Lines of data:
________________
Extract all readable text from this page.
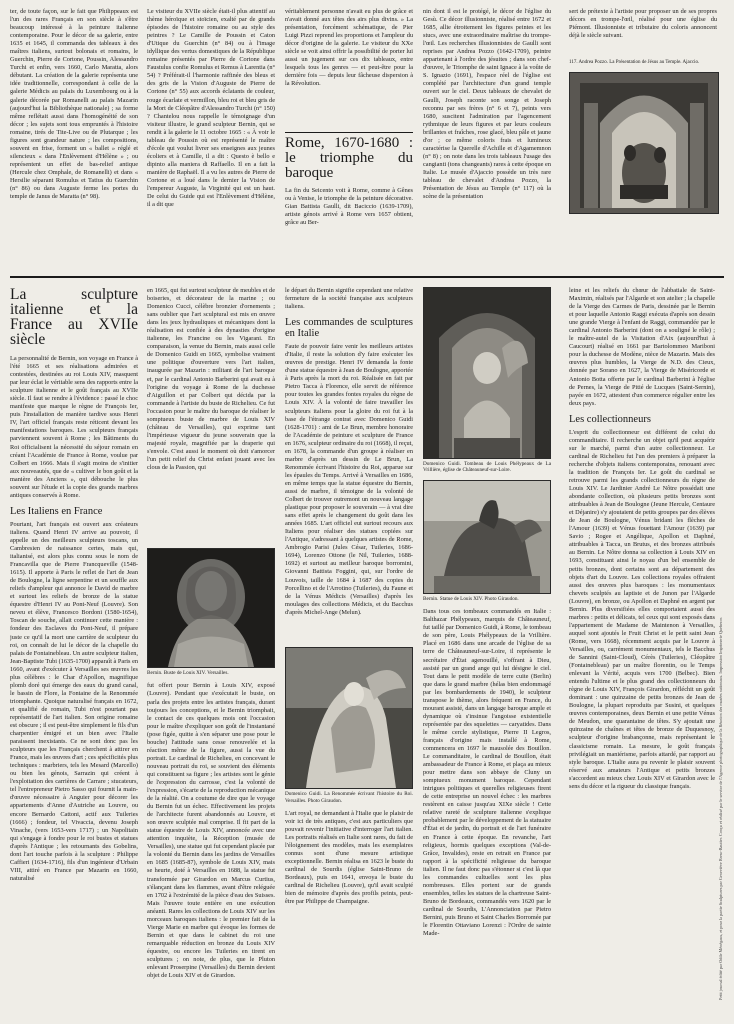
ter, de toute façon, sur le fait que Philippeaux est l'un des rares Français en son siècle à s'être beaucoup intéressé à la peinture italienne contemporaine. Pour le décor de sa galerie, entre 1635 et 1645, il commanda des tableaux à des maîtres italiens, surtout bolonais et romains, le Guerchin, Pierre de Cortone, Poussin, Alessandro Turchi et enfin, vers 1660, Carlo Maratta, alors débutant. La création de la galerie représenta une idée traditionnelle, correspondant à celle de la galerie Médicis au palais du Luxembourg ou à la galerie décorée par Romanelli au palais Mazarin (aujourd'hui la Bibliothèque nationale) ; sa forme même reflétait aussi dans l'homogénéité de son décor ; les sujets sont tous empruntés à l'histoire romaine, tirés de Tite-Live ou de Plutarque ; les figures sont grandeur nature ; les compositions, souvent en frise, forment un « ballet » réglé et silencieux « dans l'Enlèvement d'Hélène » ; ou représentent un effet de bas-relief antique (Hercule chez Omphale, de Romanelli) et dans « Hersilie séparant Romulus et Tatius du Guerchin (n° 86) ou dans Auguste ferme les portes du temple de Janus de Maratta (n° 98).

Le visiteur du XVIIe siècle était-il plus attentif au thème héroïque et stoïcien, exalté par de grands épisodes de l'histoire romaine ou au style des peintres ? Le Camille de Poussin et Caton d'Utique du Guerchin (n° 84) ou à l'image idyllique des vertus domestiques de la République romaine présentés par Pierre de Cortone dans Faustulus confie Romulus et Remus à Larentia (n° 54) ? Préférait-il l'harmonie raffinée des bleus et des gris de la Vision d'Auguste de Pierre de Cortone (n° 55) aux accords éclatants de couleur, rouge écarlate et vermillon, bleu roi et bleu gris de la Mort de Cléopâtre d'Alessandro Turchi (n° 150) ? Chantelou nous rappelle le témoignage d'un visiteur illustre, le grand sculpteur Bernin, qui se rendit à la galerie le 11 octobre 1665 : « À voir le tableau de Poussin où est représenté le maître d'école qui voulut livrer ses enseignes aux jeunes écoliers et à Camille, il a dit : Questo è bello e dipinto alla maniera di Raffaello. Il en a fait la manière de Raphaël. Il a vu les autres de Pierre de Cortone et a loué dans le dernier la Vision de l'empereur Auguste, la Virginité qui est un haut. De celui du Guide qui est l'Enlèvement d'Hélène, il a dit que

véritablement personne n'avait eu plus de grâce et n'avait donné aux têtes des airs plus divins. » La présentation, forcément schématique, de Pier Luigi Pizzi reprend les proportions et l'ampleur du décor d'origine de la galerie. Le visiteur du XXe siècle se voit ainsi offrir la possibilité de porter lui aussi un jugement sur ces dix tableaux, entre lesquels tous les genres — et peut-être pour la dernière fois — depuis leur fâcheuse dispersion à la Révolution.

Rome, 1670-1680 : le triomphe du baroque

La fin du Seicento voit à Rome, comme à Gênes ou à Venise, le triomphe de la peinture décorative. Gian Battista Gaulli, dit Baciccio (1639-1709), artiste génois arrivé à Rome vers 1657 obtient, grâce au Ber-

nin dont il est le protégé, le décor de l'église du Gesù. Ce décor illusionniste, réalisé entre 1672 et 1685, allie étroitement les figures peintes et les stucs, avec une extraordinaire maîtrise du trompe-l'œil. Les recherches illusionnistes de Gaulli sont reprises par Andrea Pozzo (1642-1709), peintre appartenant à l'ordre des jésuites ; dans son chef-d'œuvre, le Triomphe de saint Ignace à la voûte de S. Ignazio (1691), l'espace réel de l'église est complété par l'architecture d'un grand temple ouvert sur le ciel. Deux tableaux de chevalet de Gaulli, Joseph raconte son songe et Joseph reconnu par ses frères (n° 6 et 7), peints vers 1680, suscitent l'admiration par l'agencement rythmique de leurs figures et par leurs couleurs brillantes et fraîches, rose glacé, bleu pâle et jaune d'or ; ce même coloris frais et lumineux caractérise la Querelle d'Achille et d'Agamemnon (n° 8) ; on note dans les trois tableaux l'usage des cangianti (tons changeants) rares à cette époque en Italie. Le musée d'Ajaccio possède un très rare tableau de chevalet d'Andrea Pozzo, la Présentation de Jésus au Temple (n° 117) où la scène de la présentation

sert de prétexte à l'artiste pour proposer un de ses propres décors en trompe-l'œil, réalisé pour une église du Piémont. Illusionniste et tributaire du coloris annoncent déjà le siècle suivant.

117. Andrea Pozzo. La Présentation de Jésus au Temple. Ajaccio.
La sculpture italienne et la France au XVIIe siècle

La personnalité de Bernin, son voyage en France à l'été 1665 et ses réalisations admirées et contestées, destinées au roi Louis XIV, masquent par leur éclat le véritable sens des rapports entre la sculpture italienne et le goût français au XVIIe siècle. Il faut se rendre à l'évidence : passé le choc manifeste que marque le règne de François Ier, puis l'installation de manière tardive sous Henri IV, l'art officiel français reste réticent devant les manifestations baroques. Les sculpteurs français parviennent souvent à Rome ; les Bâtiments du Roi officialisent la nécessité du séjour romain en créant l'Académie de France à Rome, voulue par Colbert en 1666. Mais il s'agit moins de s'initier aux nouveautés, que de « cultiver le bon goût et la manière des Anciens », qui débouche le plus souvent sur l'étude et la copie des grands marbres antiques conservés à Rome.

Les Italiens en France

Pourtant, l'art français est ouvert aux créateurs italiens. Quand Henri IV arrive au pouvoir, il appelle un des meilleurs sculpteurs toscans, un Cambresien de naissance certes, mais qui, italianisé, est alors plus connu sous le nom de Francavilla que de Pierre Francqueville (1548-1615). Il apporte à Paris le reflet de l'art de Jean de Boulogne, la ligne serpentine et un souffle aux reliefs d'ampleur qui annonce le David de marbre et surtout les reliefs de bronze de la statue équestre d'Henri IV au Pont-Neuf (Louvre). Son neveu et élève, Francesco Bordoni (1580-1654), Toscan de souche, allait continuer cette manière : fondeur des Esclaves du Pont-Neuf, il prépare juste ce qu'il la mort une carrière de sculpteur du roi, on connaît de lui le décor de la chapelle du palais de Fontainebleau. Un autre sculpteur italien, Jean-Baptiste Tubi (1635-1700) apparaît à Paris en 1660, avant d'exécuter à Versailles ses œuvres les plus célèbres : le Char d'Apollon, magnifique plomb doré qui émerge des eaux du grand canal, le bassin de Flore, la Fontaine de la Renommée triomphante. Quoique naturalisé français en 1672, et qualifié de romain, Tubi n'est pourtant pas représentatif de l'art italien. Son origine romaine est obscure ; il est peut-être simplement le fils d'un charpentier émigré et un bien avec l'Italie paraissent inexistants. Ce ne sont donc pas les sculpteurs que les Français cherchent à attirer en France, mais les œuvres d'art ; ces spécificités plus techniques : marbriers, tels les Mesard (Marcello) ou bien les génois, Sarrazin qui créent à l'exploitation des carrières de Carrare ; stucateurs, tel l'entrepreneur Pietro Sasso qui fournit la main-d'œuvre nécessaire à Anguier pour décorer les appartements d'Anne d'Autriche au Louvre, ou encore Bernardo Cattoni, actif aux Tuileries (1666) ; fondeur, tel Vivaccia, devenu Joseph Vinache, (vers 1653-vers 1717) ; un Napolitain qui s'engage à fondre pour le roi bustes et statues d'après l'Antique ; les retournants des Gobelins, dont l'art touche parfois à la sculpture : Philippe Caffieri (1634-1716), fils d'un ingénieur d'Urbain VIII, attiré en France par Mazarin en 1660, naturalisé

en 1665, qui fut surtout sculpteur de meubles et de boiseries, et décorateur de la marine ; ou Domenico Cucci, célèbre bronzier d'ornements ; sans oublier que l'art sculptural est mis en œuvre dans les jeux hydrauliques et mécaniques dont la réalisation est confiée à des dynasties d'origine italienne, les Francine ou les Vigarani. En comparaison, la venue du Bernin, mais aussi celle de Domenico Guidi en 1665, symbolise vraiment une politique d'ouverture vers l'art italien, inaugurée par Mazarin : militant de l'art baroque et, par le cardinal Antonio Barberini qui avait eu à l'origine du voyage à Rome de la duchesse d'Aiguillon et par Colbert qui décida par la commande à l'artiste du buste de Richelieu. Ce fut l'occasion pour le maître du baroque de réaliser le somptueux buste de marbre de Louis XIV (château de Versailles), qui exprime tant l'impérieuse vigueur du jeune souverain que la majesté royale, magnifiée par la draperie qui s'envole. C'est aussi le moment où doit s'amorcer l'un petit relief du Christ enfant jouant avec les clous de la Passion, qui

Bernin. Buste de Louis XIV. Versailles.

fut offert pour Bernin à Louis XIV, exposé (Louvre). Pendant que s'exécutait le buste, on parla des projets entre les artistes français, durant toujours les conceptions, et le Bernin triomphait, le contact de ces quelques mois ont l'occasion pour le maître d'expliquer son goût de l'instantané (pose figée, quitte à s'en séparer une pose pour le bouche) l'attitude sans cesse renouvelée et la réaction même de la figure, aussi la vue du portrait. Le cardinal de Richelieu, en concevant le nouveau portrait du roi, se souvient des éléments qui constituent sa figure ; les artistes sont le génie de l'expression du carrosse, c'est la volonté de l'expression, s'écarte de la reproduction mécanique de la réalité. On a coutume de dire que le voyage du Bernin fut un échec. Effectivement les projets de l'architecte furent abandonnés au Louvre, et son œuvre sculptée mal comprise. Il fit part de la statue équestre de Louis XIV, annoncée avec une attention inquiète, la Réception (musée de Versailles), une statue qui fut cependant placée par la volonté du Bernin dans les jardins de Versailles en 1685 (1685-87), symbole de Louis XIV, mais se heurte, doté à Versailles en 1688, la statue fut transformée par Girardon en Marcus Curtius, s'élançant dans les flammes, avant d'être reléguée en 1702 à l'extrémité de la pièce d'eau des Suisses. Mais l'œuvre toute entière en une exécution anéanti. Rares les collections de Louis XIV sur les morceaux baroques italiens : le premier fait de la Vierge Marie en marbre qui évoque les formes de Bernin et que dans le cabinet du roi une remarquable réduction en bronze du Louis XIV équestre, ou encore les Tuileries en tirent en sculptures ; on note, de plus, que le Pluton enlevant Proserpine (Versailles) du Bernin devient objet de Louis XIV et de Girardon.

le départ du Bernin signifie cependant une relative fermeture de la société française aux sculpteurs italiens.

Les commandes de sculptures en Italie

Faute de pouvoir faire venir les meilleurs artistes d'Italie, il reste la solution d'y faire exécuter les œuvres de prestige. Henri IV demanda la fonte d'une statue équestre à Jean de Boulogne, apportée à Paris après la mort du roi. Réalisée en fait par Pietro Tacca à Florence, elle servit de référence pour toutes les grandes fontes royales du règne de Louis XIV. À la volonté de faire travailler les sculpteurs italiens pour la gloire du roi fut à la base de l'étrange contrat avec Domenico Guidi (1628-1701) : ami de Le Brun, membre honoraire de l'Académie de peinture et sculpture de France en 1676, sculpteur ordinaire du roi (1668), il reçut, en 1678, la commande d'un groupe à réaliser en marbre d'après un dessin de Le Brun, La Renommée écrivant l'histoire du Roi, apparue sur les épaules du Temps. Arrivé à Versailles en 1686, en même temps que la statue équestre du Bernin, aussi de marbre, il témoigne de la volonté de Colbert de trouver outremont un nouveau langage plastique pour proposer le souverain — à vrai dire sans effet après le changement du goût dans les années 1685. L'art officiel eut surtout recours aux Italiens pour réaliser des statues copiées sur l'Antique, s'adressant à quelques artistes de Rome, Ambrogio Parisi (Jules César, Tuileries, 1686-1694), Lorenzo Ottone (le Nil, Tuileries, 1688-1692) et surtout au meilleur baroque borromini, Giovanni Battista Foggini, qui, sur l'ordre de Louvois, taille de 1684 à 1687 des copies du Porcellino et de l'Arrotino (Tuileries), du Faune et de la Vénus Médicis (Versailles) d'après les moulages des collections Médicis, et du Bacchus d'après Michel-Ange (Melun).

Domenico Guidi. La Renommée écrivant l'histoire du Roi. Versailles. Photo Giraudon.

L'art royal, ne demandant à l'Italie que le plaisir de voir ici de très antiques, c'est aux particuliers que pouvait revenir l'initiative d'interroger l'art italien. Les portraits réalisés en Italie sont rares, du fait de l'éloignement des modèles, mais les exemplaires connus sont d'une mesure artistique exceptionnelle. Bernin réalisa en 1623 le buste du cardinal de Sourdis (église Saint-Bruno de Bordeaux), puis en 1641, envoya le buste du cardinal de Richelieu (Louvre), qu'il avait sculpté bien de mémoire d'après des profils peints, peut-être par Philippe de Champaigne.

Domenico Guidi. Tombeau de Louis Phélypeaux de La Vrillière, église de Châteauneuf-sur-Loire.
Bernin. Statue de Louis XIV. Photo Giraudon.

Dans tous ces tombeaux commandés en Italie : Balthazar Phélypeaux, marquis de Châteauneuf, fut taillé par Domenico Guidi, à Rome, le tombeau de son père, Louis Phélypeaux de la Vrillière. Placé en 1686 dans une arcade de l'église de sa terre de Châteauneuf-sur-Loire, il représente le secrétaire d'État agenouillé, s'offrant à Dieu, assisté par un grand ange qui lui désigne le ciel. Tout dans le petit modèle de terre cuite (Berlin) que dans le grand marbre (hélas bien endommagé par les bombardements de 1940), le sculpteur transpose le thème, alors fréquent en France, du mourant assisté, dans un langage baroque ample et dynamique où s'insinue l'angoisse existentielle représentée par des squelettes — caryatides. Dans le même cercle stylistique, Pierre II Legros, français d'origine mais installé à Rome, commencera en 1697 le mausolée des Bouillon. Le commanditaire, le cardinal de Bouillon, était ambassadeur de France à Rome, et plaça au mieux pour mettre dans son abbaye de Cluny un somptueux monument baroque. Cependant intrigues politiques et querelles religieuses firent de cette entreprise un nouvel échec : les marbres restèrent en caisse jusqu'au XIXe siècle ! Cette relative rareté de sculpture italienne s'explique probablement par le développement de la statuaire d'État et de jardin, du portrait et de l'art funéraire en France à cette époque. En revanche, l'art religieux, hormis quelques exceptions (Val-de-Grâce, Invalides), reste en retrait en France par rapport à la spécificité religieuse du baroque italien. Il ne faut donc pas s'étonner si c'est là que les commandes cultuelles sont les plus nombreuses. Elles portent sur de grands ensembles, telles les statues de la chartreuse Saint-Bruno de Bordeaux, commandés vers 1620 par le cardinal de Sourdis, L'Annonciation par Pietro Bernini, puis Bruno et Saint Charles Borromée par le Florentin Ottaviano Lorenzi : l'Ordre de sainte Made-

leine et les reliefs du chœur de l'abbatiale de Saint-Maximin, réalisés par l'Algarde et son atelier ; la chapelle de la Vierge des Carmes de Paris, dessinée par le Bernin et pour laquelle Antonio Raggi exécuta d'après son dessin une grande Vierge à l'enfant de Raggi, commandée par le cardinal Antonio Barberini (dont on a souligné le rôle) ; le maître-autel de la Visitation d'Aix (aujourd'hui à Caucourt) réalisé en 1661 par Bartolommeo Mariboni pour la duchesse de Modène, nièce de Mazarin. Mais des œuvres plus humbles, la Vierge de N.D. des Cieux, donnée par Sorano en 1627, la Vierge de Miséricorde et Antonio Botta offerte par le cardinal Barberini à l'église de Pernes, la Vierge de Pitié de Lucques (Saint-Sernin), payée en 1672, attestent d'un commerce régulier entre les deux pays.

Les collectionneurs

L'esprit du collectionneur est différent de celui du commanditaire. Il recherche un objet qu'il peut acquérir sur le marché, parmi d'un autre collectionneur. Le cardinal de Richelieu fut l'un des premiers à préparer la recherche d'objets italiens contemporains, renouant avec la tradition de François Ier. Le goût du cardinal se retrouve parmi les grands collectionneurs du règne de Louis XIV. Le Jardinier André Le Nôtre possédait une abondante collection, où plusieurs petits bronzes sont attribuables à Jean de Boulogne (Jeune Hercule, Centaure et Déjanire) s'y ajoutaient de petits groupes par des élèves de Jean de Boulogne, Vénus bridant les flèches de l'Amour (1639) et Vénus fouettant l'Amour (1639) par Savio ; Rogee et Angélique, Apollon et Daphné, attribuables à Tacca, un Brutus, et des bronzes attribués au Bernin. Le Nôtre donna sa collection à Louis XIV en 1693, constituant ainsi le noyau d'un bel ensemble de petits bronzes, dont certains sont au département des objets d'art du Louvre. Les collections royales offraient aussi des œuvres plus baroques : les monumentaux chevets sculptés au laptiste et de Junon par l'Algarde (Louvre), en bronze, ou Apollon et Daphné en argent par Bernin. Plus diversifiées elles comportaient aussi des marbres : petits et délicats, tel ceux qui sont exposés dans l'appartement de Madame de Maintenon à Versailles, auquel sont ajoutés le Fruit Christ et le petit saint Jean (Rome, vers 1668), récemment acquis par le Louvre à Versailles, ou, carrément monumentaux, tels le Bacchus de Sannini (Saint-Cloud), Cérès (Tuileries), Cléopâtre (Fontainebleau) par un maître florentin, ou le Temps enlevant la Vérité, acquis vers 1700 (Belbec). Bien entendu l'ultime et le plus grand des collectionneurs du règne de Louis XIV, François Girardon, réfléchit un goût dominant : une quinzaine de petits bronzes de Jean de Boulogne, la plupart reproduits par Susini, et quelques œuvres contemporaines, deux Bernin et une petite Vénus de Meudon, une quarantaine de têtes. S'y ajoutait une quinzaine de chaînes et têtes de bronze de Duquesnoy, sculpteur d'origine brabançonne, mais représentant le classicisme romain. La mesure, le goût français privilégiait un maniérisme, parfois attardé, par rapport au style baroque. L'Italie aura pu revenir le plaisir souvent réservé aux amateurs l'Antique et petits bronzes s'accordent au mieux chez Louis XIV et Girardon avec le sens du décor et la rigueur du classique français.	Petit journal édité par Odile Ménégaux, et pour la partie Sculptures par Geneviève Bresc-Bautier. Conçu et réalisé par le service de l'Agence photographique de la Réunion des musées nationaux. Impression Imprimerie Quebecor.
________________
* _Exercise directions_: From the material above, copy each line that includes the word "Giraudon".

* _Expected output_:
Domenico Guidi. La Renommée écrivant l'histoire du Roi. Versailles. Photo Giraudon.
Bernin. Statue de Louis XIV. Photo Giraudon.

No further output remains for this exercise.